[BEGIN Materials provided]

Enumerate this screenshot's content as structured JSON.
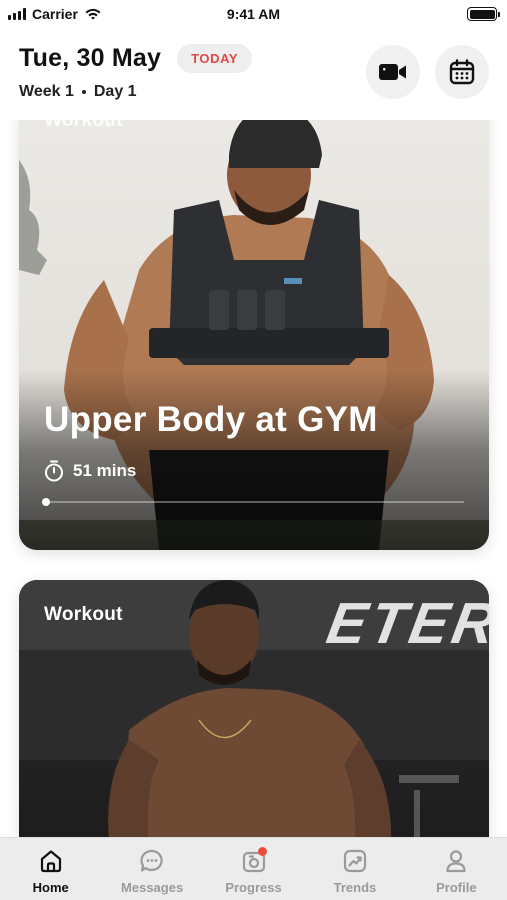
{
  "status_bar": {
    "carrier": "Carrier",
    "time": "9:41 AM"
  },
  "header": {
    "date": "Tue, 30 May",
    "today_badge": "TODAY",
    "week": "Week 1",
    "day": "Day 1",
    "actions": [
      {
        "icon": "video-camera-icon"
      },
      {
        "icon": "calendar-icon"
      }
    ]
  },
  "cards": [
    {
      "label": "Workout",
      "title": "Upper Body at GYM",
      "duration": "51 mins",
      "progress_fraction": 0.0
    },
    {
      "label": "Workout",
      "signage": "ETER"
    }
  ],
  "tabs": [
    {
      "label": "Home",
      "icon": "home-icon",
      "active": true
    },
    {
      "label": "Messages",
      "icon": "chat-bubble-icon",
      "active": false
    },
    {
      "label": "Progress",
      "icon": "progress-camera-icon",
      "active": false,
      "badge": true
    },
    {
      "label": "Trends",
      "icon": "trend-chart-icon",
      "active": false
    },
    {
      "label": "Profile",
      "icon": "user-icon",
      "active": false
    }
  ],
  "colors": {
    "accent_red": "#e04848",
    "badge_red": "#ef4b3d",
    "tab_active": "#111111",
    "tab_inactive": "#9a9a9a"
  }
}
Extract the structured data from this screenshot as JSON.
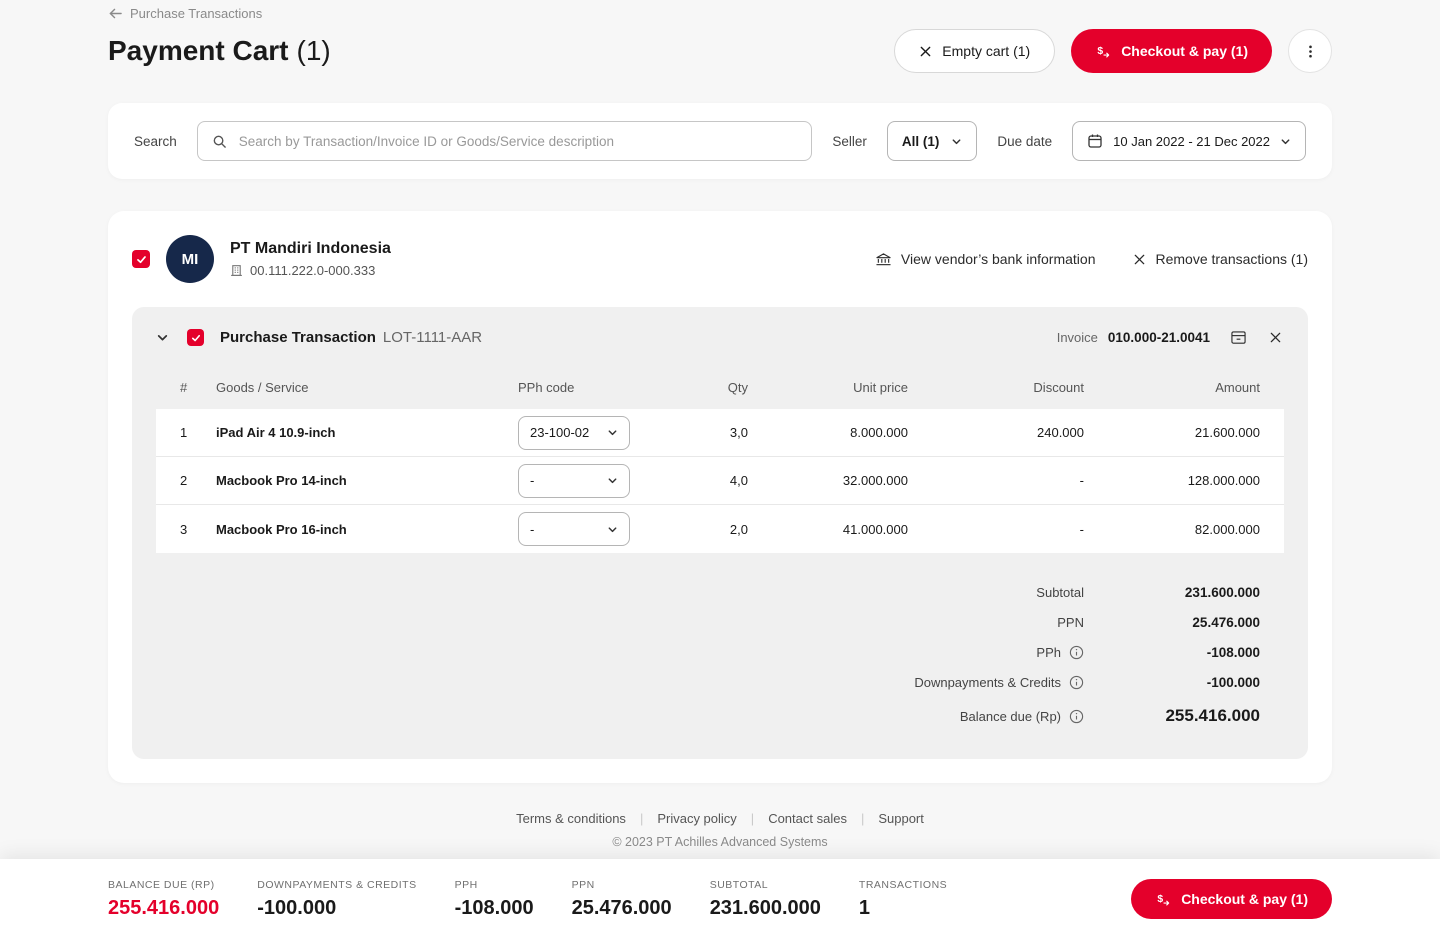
{
  "colors": {
    "accent": "#e4002b",
    "avatar_bg": "#16284a"
  },
  "header": {
    "back_label": "Purchase Transactions",
    "title": "Payment Cart",
    "title_count": "(1)",
    "empty_cart_label": "Empty cart (1)",
    "checkout_label": "Checkout & pay (1)"
  },
  "filters": {
    "search_label": "Search",
    "search_placeholder": "Search by Transaction/Invoice ID or Goods/Service description",
    "seller_label": "Seller",
    "seller_value": "All (1)",
    "due_date_label": "Due date",
    "due_date_value": "10 Jan 2022 - 21 Dec 2022"
  },
  "vendor": {
    "initials": "MI",
    "name": "PT Mandiri Indonesia",
    "tax_id": "00.111.222.0-000.333",
    "bank_info_label": "View vendor’s bank information",
    "remove_label": "Remove transactions (1)"
  },
  "transaction": {
    "title": "Purchase Transaction",
    "id": "LOT-1111-AAR",
    "invoice_label": "Invoice",
    "invoice_number": "010.000-21.0041"
  },
  "table": {
    "headers": [
      "#",
      "Goods / Service",
      "PPh code",
      "Qty",
      "Unit price",
      "Discount",
      "Amount"
    ],
    "rows": [
      {
        "num": "1",
        "goods": "iPad Air 4 10.9-inch",
        "pph_code": "23-100-02",
        "qty": "3,0",
        "unit_price": "8.000.000",
        "discount": "240.000",
        "amount": "21.600.000"
      },
      {
        "num": "2",
        "goods": "Macbook Pro 14-inch",
        "pph_code": "-",
        "qty": "4,0",
        "unit_price": "32.000.000",
        "discount": "-",
        "amount": "128.000.000"
      },
      {
        "num": "3",
        "goods": "Macbook Pro 16-inch",
        "pph_code": "-",
        "qty": "2,0",
        "unit_price": "41.000.000",
        "discount": "-",
        "amount": "82.000.000"
      }
    ]
  },
  "totals": [
    {
      "label": "Subtotal",
      "value": "231.600.000"
    },
    {
      "label": "PPN",
      "value": "25.476.000"
    },
    {
      "label": "PPh",
      "value": "-108.000"
    },
    {
      "label": "Downpayments & Credits",
      "value": "-100.000"
    },
    {
      "label": "Balance due (Rp)",
      "value": "255.416.000"
    }
  ],
  "footer": {
    "links": [
      "Terms & conditions",
      "Privacy policy",
      "Contact sales",
      "Support"
    ],
    "copyright": "© 2023 PT Achilles Advanced Systems"
  },
  "bottom_bar": {
    "items": [
      {
        "label": "BALANCE DUE (RP)",
        "value": "255.416.000"
      },
      {
        "label": "DOWNPAYMENTS & CREDITS",
        "value": "-100.000"
      },
      {
        "label": "PPH",
        "value": "-108.000"
      },
      {
        "label": "PPN",
        "value": "25.476.000"
      },
      {
        "label": "SUBTOTAL",
        "value": "231.600.000"
      },
      {
        "label": "TRANSACTIONS",
        "value": "1"
      }
    ],
    "checkout_label": "Checkout & pay (1)"
  }
}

[END Materials provided]

## Task goal
Repeat the material above verbatim. Leave the pictures behind.

## Finished answer
Enumerate this screenshot's content as structured JSON.
{
  "status_bar": {
    "carrier": "Carrier",
    "time": "9:41 AM"
  },
  "header": {
    "date": "Tue, 30 May",
    "today_badge": "TODAY",
    "week": "Week 1",
    "day": "Day 1",
    "actions": [
      {
        "icon": "video-camera-icon"
      },
      {
        "icon": "calendar-icon"
      }
    ]
  },
  "cards": [
    {
      "label": "Workout",
      "title": "Upper Body at GYM",
      "duration": "51 mins",
      "progress_fraction": 0.0
    },
    {
      "label": "Workout",
      "signage": "ETER"
    }
  ],
  "tabs": [
    {
      "label": "Home",
      "icon": "home-icon",
      "active": true
    },
    {
      "label": "Messages",
      "icon": "chat-bubble-icon",
      "active": false
    },
    {
      "label": "Progress",
      "icon": "progress-camera-icon",
      "active": false,
      "badge": true
    },
    {
      "label": "Trends",
      "icon": "trend-chart-icon",
      "active": false
    },
    {
      "label": "Profile",
      "icon": "user-icon",
      "active": false
    }
  ],
  "colors": {
    "accent_red": "#e04848",
    "badge_red": "#ef4b3d",
    "tab_active": "#111111",
    "tab_inactive": "#9a9a9a"
  }
}
Extract the structured data from this screenshot as JSON.
{
  "colors": {
    "accent": "#e4002b",
    "avatar_bg": "#16284a"
  },
  "header": {
    "back_label": "Purchase Transactions",
    "title": "Payment Cart",
    "title_count": "(1)",
    "empty_cart_label": "Empty cart (1)",
    "checkout_label": "Checkout & pay (1)"
  },
  "filters": {
    "search_label": "Search",
    "search_placeholder": "Search by Transaction/Invoice ID or Goods/Service description",
    "seller_label": "Seller",
    "seller_value": "All (1)",
    "due_date_label": "Due date",
    "due_date_value": "10 Jan 2022 - 21 Dec 2022"
  },
  "vendor": {
    "initials": "MI",
    "name": "PT Mandiri Indonesia",
    "tax_id": "00.111.222.0-000.333",
    "bank_info_label": "View vendor’s bank information",
    "remove_label": "Remove transactions (1)"
  },
  "transaction": {
    "title": "Purchase Transaction",
    "id": "LOT-1111-AAR",
    "invoice_label": "Invoice",
    "invoice_number": "010.000-21.0041"
  },
  "table": {
    "headers": [
      "#",
      "Goods / Service",
      "PPh code",
      "Qty",
      "Unit price",
      "Discount",
      "Amount"
    ],
    "rows": [
      {
        "num": "1",
        "goods": "iPad Air 4 10.9-inch",
        "pph_code": "23-100-02",
        "qty": "3,0",
        "unit_price": "8.000.000",
        "discount": "240.000",
        "amount": "21.600.000"
      },
      {
        "num": "2",
        "goods": "Macbook Pro 14-inch",
        "pph_code": "-",
        "qty": "4,0",
        "unit_price": "32.000.000",
        "discount": "-",
        "amount": "128.000.000"
      },
      {
        "num": "3",
        "goods": "Macbook Pro 16-inch",
        "pph_code": "-",
        "qty": "2,0",
        "unit_price": "41.000.000",
        "discount": "-",
        "amount": "82.000.000"
      }
    ]
  },
  "totals": [
    {
      "label": "Subtotal",
      "value": "231.600.000"
    },
    {
      "label": "PPN",
      "value": "25.476.000"
    },
    {
      "label": "PPh",
      "value": "-108.000"
    },
    {
      "label": "Downpayments & Credits",
      "value": "-100.000"
    },
    {
      "label": "Balance due (Rp)",
      "value": "255.416.000"
    }
  ],
  "footer": {
    "links": [
      "Terms & conditions",
      "Privacy policy",
      "Contact sales",
      "Support"
    ],
    "copyright": "© 2023 PT Achilles Advanced Systems"
  },
  "bottom_bar": {
    "items": [
      {
        "label": "BALANCE DUE (RP)",
        "value": "255.416.000"
      },
      {
        "label": "DOWNPAYMENTS & CREDITS",
        "value": "-100.000"
      },
      {
        "label": "PPH",
        "value": "-108.000"
      },
      {
        "label": "PPN",
        "value": "25.476.000"
      },
      {
        "label": "SUBTOTAL",
        "value": "231.600.000"
      },
      {
        "label": "TRANSACTIONS",
        "value": "1"
      }
    ],
    "checkout_label": "Checkout & pay (1)"
  }
}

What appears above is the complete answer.